- **DIRECTION**
Look over the lines below. Report each one that includes the string "castella".

——————

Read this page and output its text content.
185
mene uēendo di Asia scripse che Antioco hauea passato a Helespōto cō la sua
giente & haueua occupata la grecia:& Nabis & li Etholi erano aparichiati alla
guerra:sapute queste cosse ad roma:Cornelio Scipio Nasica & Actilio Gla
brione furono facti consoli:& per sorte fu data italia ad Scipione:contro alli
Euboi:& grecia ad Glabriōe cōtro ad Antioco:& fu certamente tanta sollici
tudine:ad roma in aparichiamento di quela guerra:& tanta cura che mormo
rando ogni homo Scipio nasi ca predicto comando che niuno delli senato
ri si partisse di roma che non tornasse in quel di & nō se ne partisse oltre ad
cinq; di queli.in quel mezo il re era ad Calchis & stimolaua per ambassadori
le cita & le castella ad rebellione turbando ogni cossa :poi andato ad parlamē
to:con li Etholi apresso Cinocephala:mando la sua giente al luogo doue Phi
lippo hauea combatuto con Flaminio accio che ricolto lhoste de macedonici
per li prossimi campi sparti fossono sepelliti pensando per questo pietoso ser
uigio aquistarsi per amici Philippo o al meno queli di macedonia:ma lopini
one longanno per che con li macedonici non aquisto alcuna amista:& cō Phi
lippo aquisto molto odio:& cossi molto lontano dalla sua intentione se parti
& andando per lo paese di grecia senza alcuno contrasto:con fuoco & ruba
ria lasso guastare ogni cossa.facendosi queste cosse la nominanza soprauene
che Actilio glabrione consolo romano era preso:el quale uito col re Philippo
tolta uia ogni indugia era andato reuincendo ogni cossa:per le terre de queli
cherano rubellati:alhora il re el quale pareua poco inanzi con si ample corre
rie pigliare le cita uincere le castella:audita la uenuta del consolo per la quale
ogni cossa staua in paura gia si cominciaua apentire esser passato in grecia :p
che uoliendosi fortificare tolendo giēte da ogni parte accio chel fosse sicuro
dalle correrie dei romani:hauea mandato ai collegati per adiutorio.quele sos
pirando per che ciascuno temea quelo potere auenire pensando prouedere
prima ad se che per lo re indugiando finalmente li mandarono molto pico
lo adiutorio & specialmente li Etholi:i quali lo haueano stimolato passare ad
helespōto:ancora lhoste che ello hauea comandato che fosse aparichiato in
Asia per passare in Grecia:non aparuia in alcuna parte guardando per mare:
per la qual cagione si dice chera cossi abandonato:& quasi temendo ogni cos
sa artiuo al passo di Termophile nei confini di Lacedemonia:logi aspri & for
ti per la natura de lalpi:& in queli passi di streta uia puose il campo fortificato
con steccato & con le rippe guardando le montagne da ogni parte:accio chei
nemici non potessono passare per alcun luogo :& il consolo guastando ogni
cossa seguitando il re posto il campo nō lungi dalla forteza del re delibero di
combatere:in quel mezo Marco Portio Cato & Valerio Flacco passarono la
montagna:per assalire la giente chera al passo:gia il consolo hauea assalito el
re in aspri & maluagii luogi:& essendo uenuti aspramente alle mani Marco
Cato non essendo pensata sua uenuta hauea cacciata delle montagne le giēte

——————

- **SOLVED EXERCISE**
le cita & le castella ad rebellione turbando ogni cossa :poi andato ad parlamē
rie pigliare le cita uincere le castella:audita la uenuta del consolo per la quale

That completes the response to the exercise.